__The exercise__: Please rewrite the stretch of lines from the one containing "column-header-traction: Traction. (935, 1700, 1063, 1740)" through the one containing "section-text: —Charrues.—Les charrues", substituting "comité" for "jury" and keeping everything else the same.

⁂

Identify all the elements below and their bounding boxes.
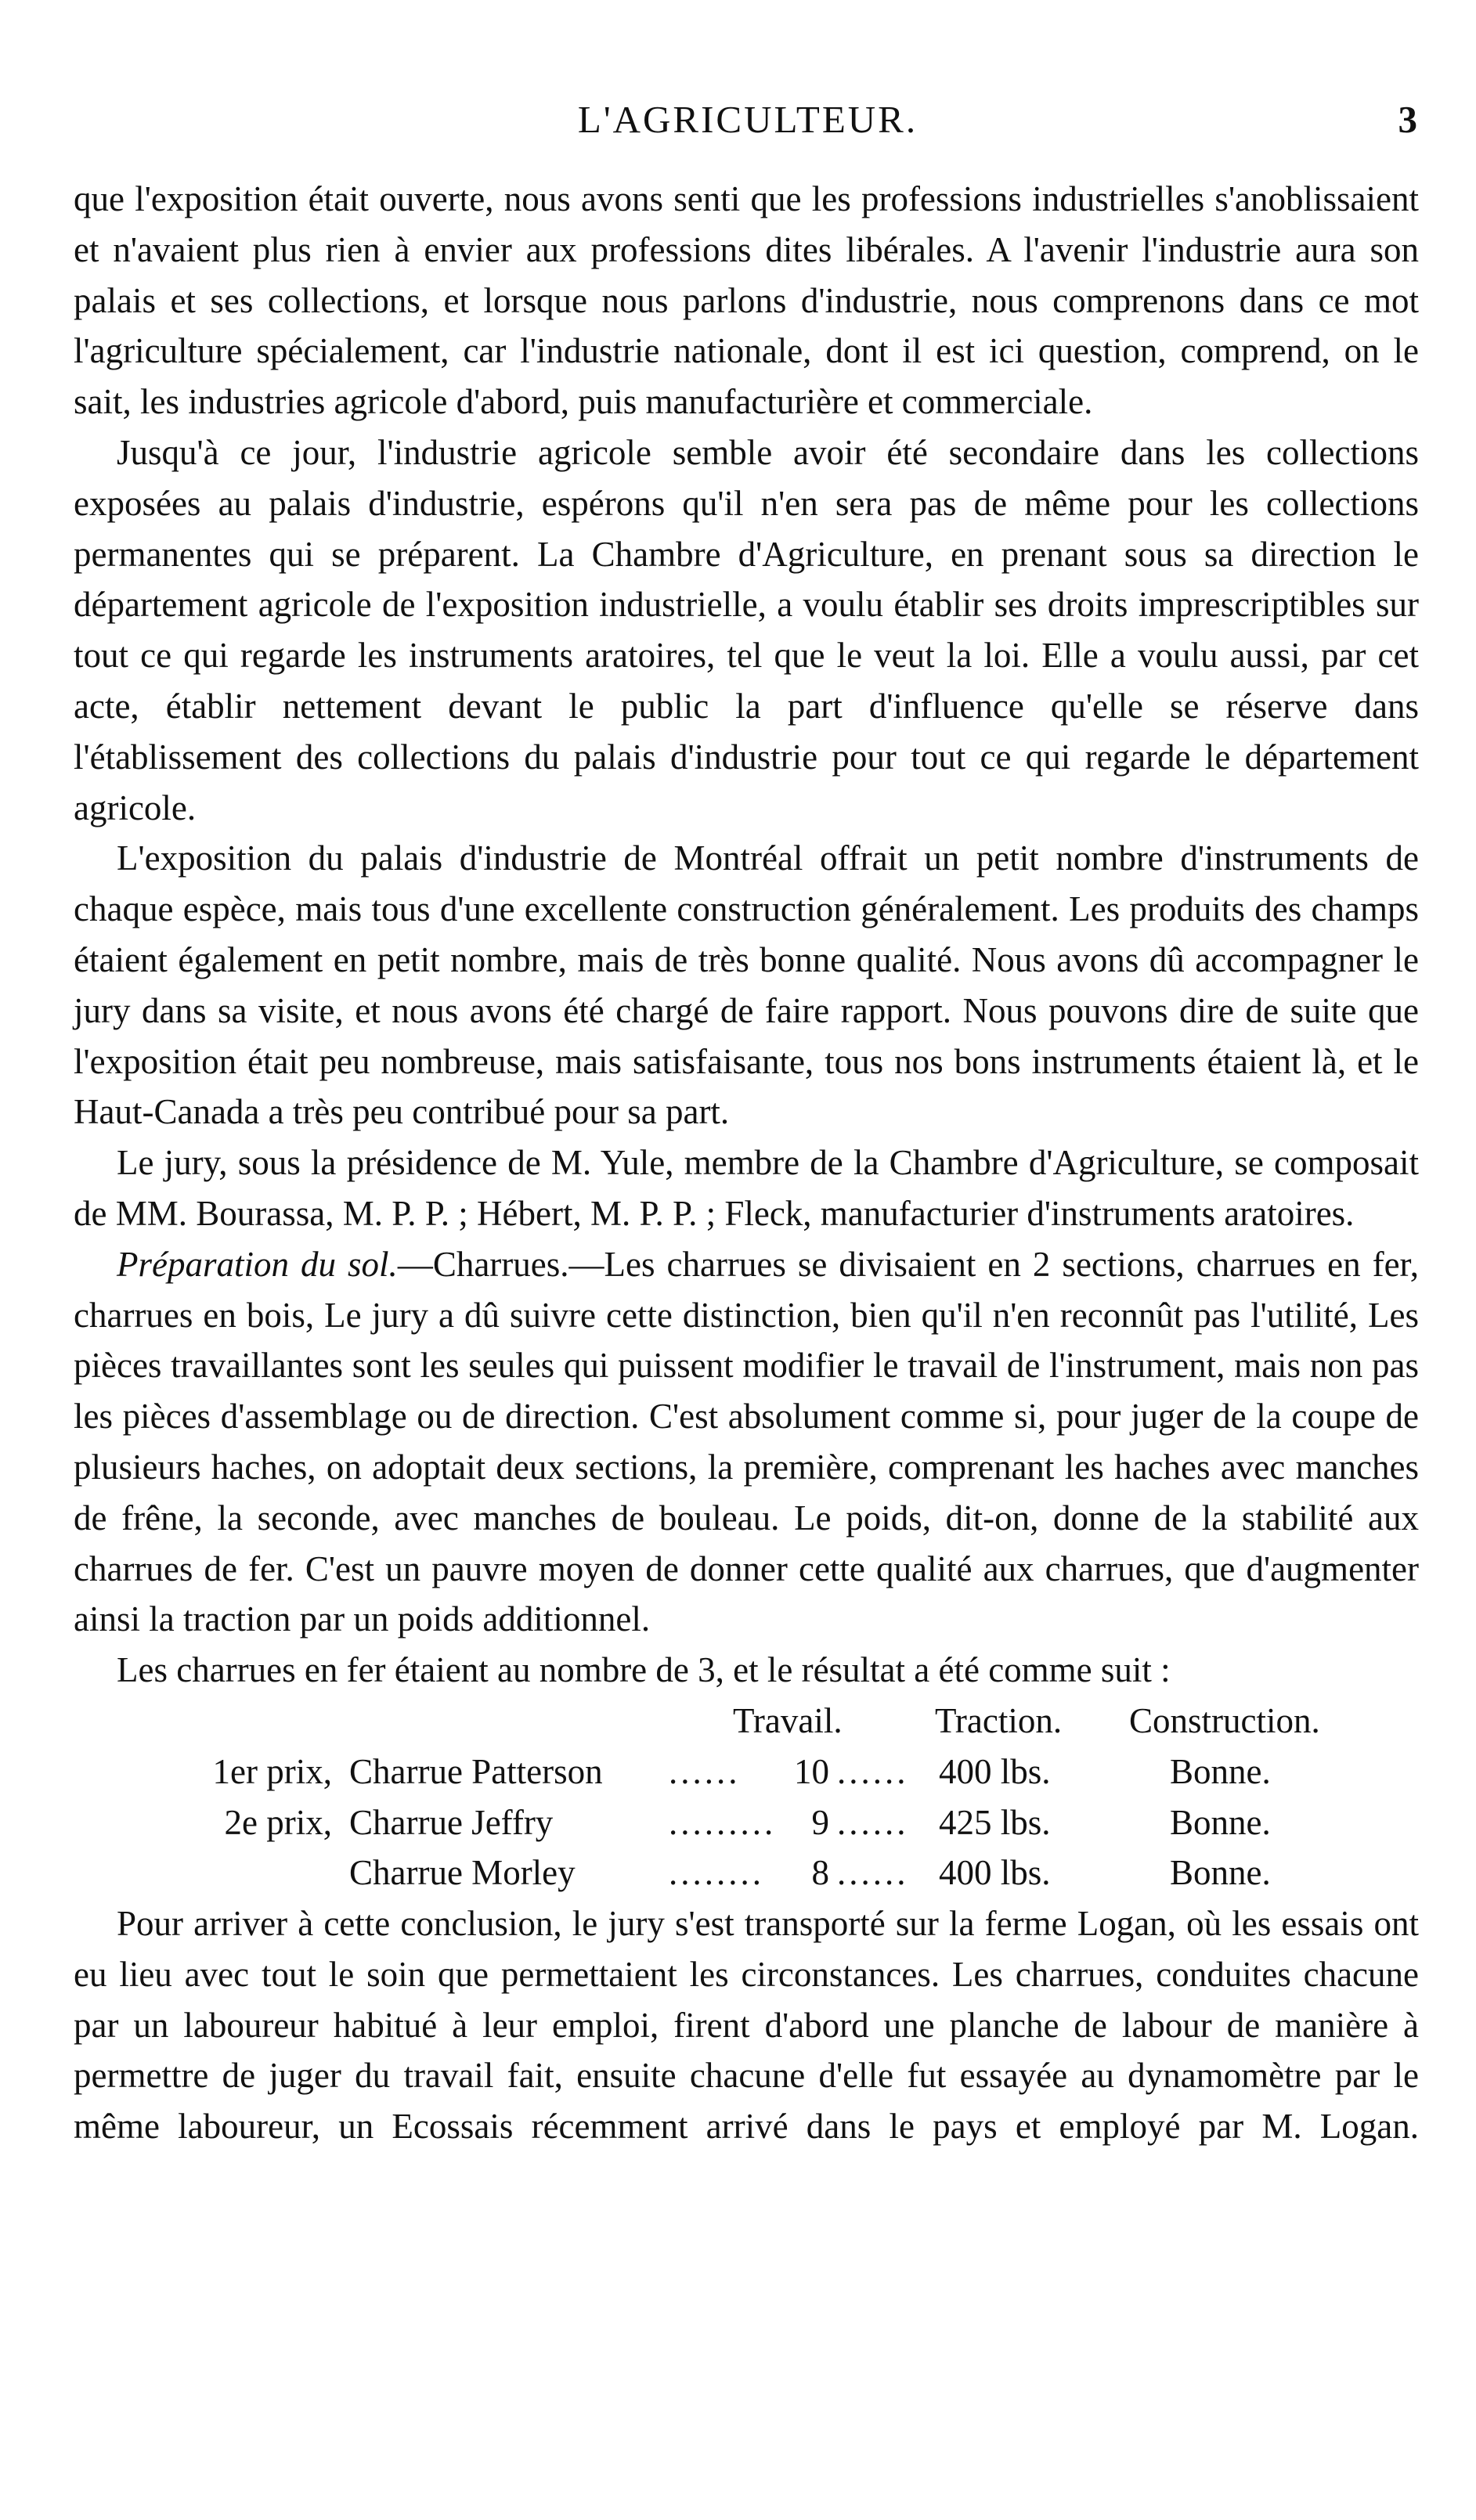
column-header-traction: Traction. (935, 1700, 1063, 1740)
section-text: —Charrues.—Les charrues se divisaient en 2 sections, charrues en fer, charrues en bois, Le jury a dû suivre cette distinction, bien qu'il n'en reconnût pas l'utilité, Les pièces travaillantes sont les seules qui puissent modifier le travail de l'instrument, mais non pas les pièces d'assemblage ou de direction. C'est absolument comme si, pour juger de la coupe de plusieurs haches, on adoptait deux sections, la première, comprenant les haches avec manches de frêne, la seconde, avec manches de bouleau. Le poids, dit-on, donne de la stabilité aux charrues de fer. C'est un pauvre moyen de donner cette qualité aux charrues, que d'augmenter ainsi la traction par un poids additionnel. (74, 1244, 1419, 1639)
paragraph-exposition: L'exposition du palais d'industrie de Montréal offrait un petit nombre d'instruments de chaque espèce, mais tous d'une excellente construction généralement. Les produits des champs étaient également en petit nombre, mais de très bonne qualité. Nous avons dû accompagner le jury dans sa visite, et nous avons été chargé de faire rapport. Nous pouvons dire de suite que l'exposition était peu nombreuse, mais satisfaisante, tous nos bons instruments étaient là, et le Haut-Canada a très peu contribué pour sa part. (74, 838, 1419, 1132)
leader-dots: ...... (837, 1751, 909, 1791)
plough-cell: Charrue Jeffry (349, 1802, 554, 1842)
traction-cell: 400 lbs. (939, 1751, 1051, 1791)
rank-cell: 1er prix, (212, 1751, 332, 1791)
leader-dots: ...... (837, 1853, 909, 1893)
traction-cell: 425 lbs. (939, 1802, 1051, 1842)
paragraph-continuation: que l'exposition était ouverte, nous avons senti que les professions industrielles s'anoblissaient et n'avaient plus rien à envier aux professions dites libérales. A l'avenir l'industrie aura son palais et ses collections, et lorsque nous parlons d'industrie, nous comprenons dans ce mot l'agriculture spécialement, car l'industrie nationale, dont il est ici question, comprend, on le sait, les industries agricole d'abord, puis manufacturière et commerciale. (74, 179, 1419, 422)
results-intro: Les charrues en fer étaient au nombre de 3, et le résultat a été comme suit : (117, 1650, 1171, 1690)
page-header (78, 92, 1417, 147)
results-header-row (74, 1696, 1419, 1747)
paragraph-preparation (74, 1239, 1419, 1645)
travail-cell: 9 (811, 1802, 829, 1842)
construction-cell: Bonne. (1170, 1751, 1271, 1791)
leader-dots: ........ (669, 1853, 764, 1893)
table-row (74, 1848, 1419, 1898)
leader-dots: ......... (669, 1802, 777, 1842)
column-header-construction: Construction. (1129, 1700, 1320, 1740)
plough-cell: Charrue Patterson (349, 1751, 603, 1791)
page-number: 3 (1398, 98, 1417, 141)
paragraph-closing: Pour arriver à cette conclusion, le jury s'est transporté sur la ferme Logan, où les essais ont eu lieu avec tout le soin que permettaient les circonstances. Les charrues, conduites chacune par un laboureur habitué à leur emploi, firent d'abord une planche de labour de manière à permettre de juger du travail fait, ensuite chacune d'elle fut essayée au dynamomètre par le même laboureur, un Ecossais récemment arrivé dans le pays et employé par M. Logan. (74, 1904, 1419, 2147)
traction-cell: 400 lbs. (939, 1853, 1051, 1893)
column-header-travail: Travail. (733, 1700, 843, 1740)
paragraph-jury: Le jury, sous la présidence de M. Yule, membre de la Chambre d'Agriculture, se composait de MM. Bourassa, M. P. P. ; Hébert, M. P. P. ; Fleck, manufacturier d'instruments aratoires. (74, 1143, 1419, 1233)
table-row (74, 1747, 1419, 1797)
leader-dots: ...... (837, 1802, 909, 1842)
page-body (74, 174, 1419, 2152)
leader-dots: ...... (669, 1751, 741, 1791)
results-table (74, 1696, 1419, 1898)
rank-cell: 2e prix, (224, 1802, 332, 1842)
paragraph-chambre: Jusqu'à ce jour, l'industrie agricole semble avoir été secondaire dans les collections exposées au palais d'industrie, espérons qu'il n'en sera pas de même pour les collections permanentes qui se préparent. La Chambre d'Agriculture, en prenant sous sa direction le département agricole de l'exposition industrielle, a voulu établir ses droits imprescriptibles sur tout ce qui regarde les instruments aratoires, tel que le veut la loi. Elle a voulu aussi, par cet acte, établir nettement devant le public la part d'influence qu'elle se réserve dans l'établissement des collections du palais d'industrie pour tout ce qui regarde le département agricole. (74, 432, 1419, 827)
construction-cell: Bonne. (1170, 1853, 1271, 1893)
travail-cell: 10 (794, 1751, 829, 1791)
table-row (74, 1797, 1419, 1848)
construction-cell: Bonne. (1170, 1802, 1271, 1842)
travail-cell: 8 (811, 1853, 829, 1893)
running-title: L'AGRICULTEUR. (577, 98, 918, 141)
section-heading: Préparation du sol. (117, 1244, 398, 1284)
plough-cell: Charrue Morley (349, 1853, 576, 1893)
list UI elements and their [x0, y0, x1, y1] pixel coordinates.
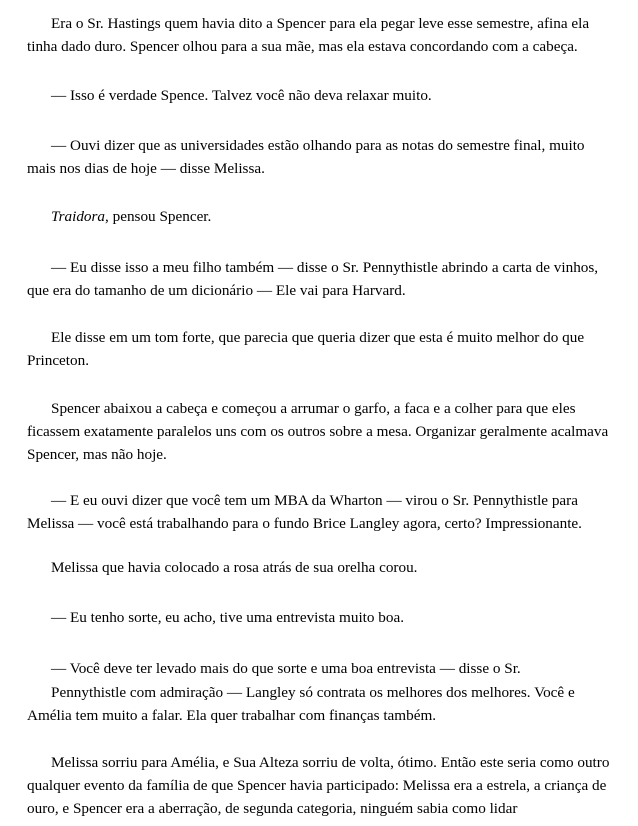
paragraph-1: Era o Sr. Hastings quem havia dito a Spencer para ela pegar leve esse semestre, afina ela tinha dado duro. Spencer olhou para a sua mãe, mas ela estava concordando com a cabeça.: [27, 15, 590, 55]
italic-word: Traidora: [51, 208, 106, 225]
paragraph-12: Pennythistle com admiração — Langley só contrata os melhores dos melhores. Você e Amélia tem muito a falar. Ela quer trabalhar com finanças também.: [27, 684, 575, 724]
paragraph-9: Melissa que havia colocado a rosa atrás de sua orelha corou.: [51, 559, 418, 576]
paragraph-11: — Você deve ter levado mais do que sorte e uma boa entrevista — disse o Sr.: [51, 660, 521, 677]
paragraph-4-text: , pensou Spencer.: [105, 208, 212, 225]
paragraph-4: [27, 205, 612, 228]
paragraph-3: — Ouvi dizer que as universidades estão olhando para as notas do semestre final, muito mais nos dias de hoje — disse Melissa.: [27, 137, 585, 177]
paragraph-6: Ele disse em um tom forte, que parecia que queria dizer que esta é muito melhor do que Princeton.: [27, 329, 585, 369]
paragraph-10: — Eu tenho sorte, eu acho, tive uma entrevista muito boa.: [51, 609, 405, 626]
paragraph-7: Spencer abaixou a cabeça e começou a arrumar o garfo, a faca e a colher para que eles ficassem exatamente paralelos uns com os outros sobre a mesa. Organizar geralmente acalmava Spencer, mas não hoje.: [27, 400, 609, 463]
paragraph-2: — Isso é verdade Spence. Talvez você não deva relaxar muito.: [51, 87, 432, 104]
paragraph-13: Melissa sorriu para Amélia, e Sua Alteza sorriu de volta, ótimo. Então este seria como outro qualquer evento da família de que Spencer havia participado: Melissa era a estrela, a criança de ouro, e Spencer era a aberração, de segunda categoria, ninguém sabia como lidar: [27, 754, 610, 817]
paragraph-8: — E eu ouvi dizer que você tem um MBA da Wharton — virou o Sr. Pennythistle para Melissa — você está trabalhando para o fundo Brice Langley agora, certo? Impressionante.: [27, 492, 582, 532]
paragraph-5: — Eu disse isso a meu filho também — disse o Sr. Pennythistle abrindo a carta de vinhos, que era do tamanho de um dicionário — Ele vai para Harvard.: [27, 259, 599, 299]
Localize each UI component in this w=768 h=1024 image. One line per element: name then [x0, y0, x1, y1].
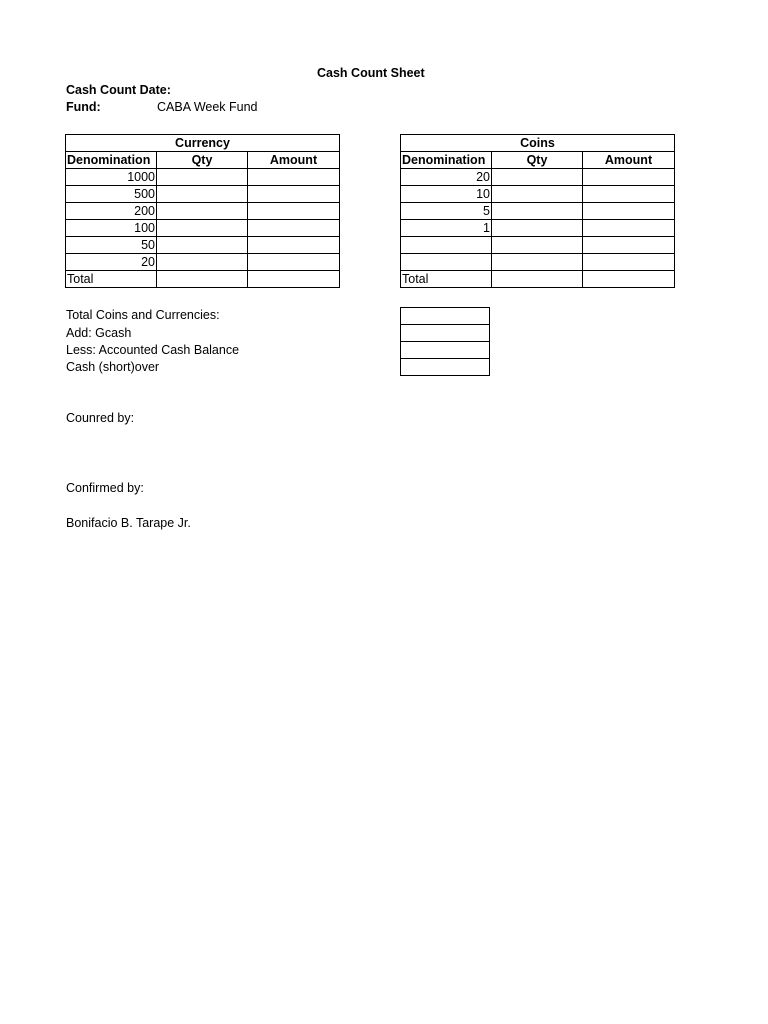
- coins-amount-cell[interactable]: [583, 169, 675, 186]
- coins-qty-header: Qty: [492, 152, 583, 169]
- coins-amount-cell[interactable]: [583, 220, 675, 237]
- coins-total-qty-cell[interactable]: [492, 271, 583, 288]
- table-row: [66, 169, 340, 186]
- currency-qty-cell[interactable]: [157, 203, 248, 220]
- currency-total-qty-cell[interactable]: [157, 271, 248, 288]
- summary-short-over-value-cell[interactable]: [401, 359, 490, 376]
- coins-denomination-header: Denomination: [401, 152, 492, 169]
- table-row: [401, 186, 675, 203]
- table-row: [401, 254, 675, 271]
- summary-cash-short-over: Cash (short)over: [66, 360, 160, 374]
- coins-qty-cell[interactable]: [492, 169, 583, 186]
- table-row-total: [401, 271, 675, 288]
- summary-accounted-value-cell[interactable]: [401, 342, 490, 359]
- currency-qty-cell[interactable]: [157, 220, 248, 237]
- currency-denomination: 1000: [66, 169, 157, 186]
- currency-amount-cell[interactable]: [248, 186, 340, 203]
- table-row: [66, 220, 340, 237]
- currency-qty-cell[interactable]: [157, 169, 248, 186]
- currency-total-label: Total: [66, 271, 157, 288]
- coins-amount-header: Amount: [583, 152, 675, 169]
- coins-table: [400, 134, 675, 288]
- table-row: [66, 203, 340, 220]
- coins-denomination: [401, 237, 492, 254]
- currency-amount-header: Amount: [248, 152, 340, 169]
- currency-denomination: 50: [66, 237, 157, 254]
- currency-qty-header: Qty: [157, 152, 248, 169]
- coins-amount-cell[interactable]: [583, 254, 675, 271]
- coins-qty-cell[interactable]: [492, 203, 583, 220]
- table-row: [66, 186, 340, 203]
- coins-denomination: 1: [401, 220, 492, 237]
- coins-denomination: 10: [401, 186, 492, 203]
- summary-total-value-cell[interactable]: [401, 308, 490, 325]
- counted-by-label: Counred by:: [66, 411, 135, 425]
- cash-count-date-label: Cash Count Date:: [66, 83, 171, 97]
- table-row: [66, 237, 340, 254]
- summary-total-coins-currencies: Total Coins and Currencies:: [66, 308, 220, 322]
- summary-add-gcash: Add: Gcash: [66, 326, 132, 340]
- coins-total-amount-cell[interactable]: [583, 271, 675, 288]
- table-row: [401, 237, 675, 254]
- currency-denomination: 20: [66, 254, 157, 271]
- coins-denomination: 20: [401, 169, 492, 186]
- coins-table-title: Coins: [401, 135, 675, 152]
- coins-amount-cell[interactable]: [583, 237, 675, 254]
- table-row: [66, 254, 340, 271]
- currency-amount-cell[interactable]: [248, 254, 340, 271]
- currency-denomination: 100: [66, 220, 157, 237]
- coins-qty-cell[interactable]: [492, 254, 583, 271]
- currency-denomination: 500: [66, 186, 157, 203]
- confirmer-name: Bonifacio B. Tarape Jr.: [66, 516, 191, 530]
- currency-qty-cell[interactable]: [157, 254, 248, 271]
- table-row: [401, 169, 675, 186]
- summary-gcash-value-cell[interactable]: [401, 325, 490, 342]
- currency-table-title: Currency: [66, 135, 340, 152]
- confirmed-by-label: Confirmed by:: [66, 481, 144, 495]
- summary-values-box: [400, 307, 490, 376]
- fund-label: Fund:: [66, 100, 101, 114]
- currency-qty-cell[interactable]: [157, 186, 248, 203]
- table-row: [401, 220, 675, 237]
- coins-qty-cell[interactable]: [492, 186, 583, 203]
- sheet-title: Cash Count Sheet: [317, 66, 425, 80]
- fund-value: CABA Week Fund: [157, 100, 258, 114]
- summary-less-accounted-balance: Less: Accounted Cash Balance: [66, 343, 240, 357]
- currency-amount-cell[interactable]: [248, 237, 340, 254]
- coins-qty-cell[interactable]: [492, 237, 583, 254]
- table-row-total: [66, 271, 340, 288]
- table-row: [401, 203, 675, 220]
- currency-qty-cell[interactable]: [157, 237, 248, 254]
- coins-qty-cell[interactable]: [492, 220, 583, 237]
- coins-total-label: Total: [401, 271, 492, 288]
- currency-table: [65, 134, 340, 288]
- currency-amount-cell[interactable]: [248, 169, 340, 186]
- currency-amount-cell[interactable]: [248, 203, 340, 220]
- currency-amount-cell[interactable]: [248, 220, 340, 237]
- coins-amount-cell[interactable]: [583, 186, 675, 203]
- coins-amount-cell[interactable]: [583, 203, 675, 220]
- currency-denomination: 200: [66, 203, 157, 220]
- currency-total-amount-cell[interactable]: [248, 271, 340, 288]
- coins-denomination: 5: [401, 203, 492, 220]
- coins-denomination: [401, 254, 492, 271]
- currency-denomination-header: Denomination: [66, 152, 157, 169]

⁂

__Finished answer__:
column-header-traction: Traction. (935, 1700, 1063, 1740)
section-text: —Charrues.—Les charrues se divisaient en 2 sections, charrues en fer, charrues en bois, Le comité a dû suivre cette distinction, bien qu'il n'en reconnût pas l'utilité, Les pièces travaillantes sont les seules qui puissent modifier le travail de l'instrument, mais non pas les pièces d'assemblage ou de direction. C'est absolument comme si, pour juger de la coupe de plusieurs haches, on adoptait deux sections, la première, comprenant les haches avec manches de frêne, la seconde, avec manches de bouleau. Le poids, dit-on, donne de la stabilité aux charrues de fer. C'est un pauvre moyen de donner cette qualité aux charrues, que d'augmenter ainsi la traction par un poids additionnel. (74, 1244, 1419, 1639)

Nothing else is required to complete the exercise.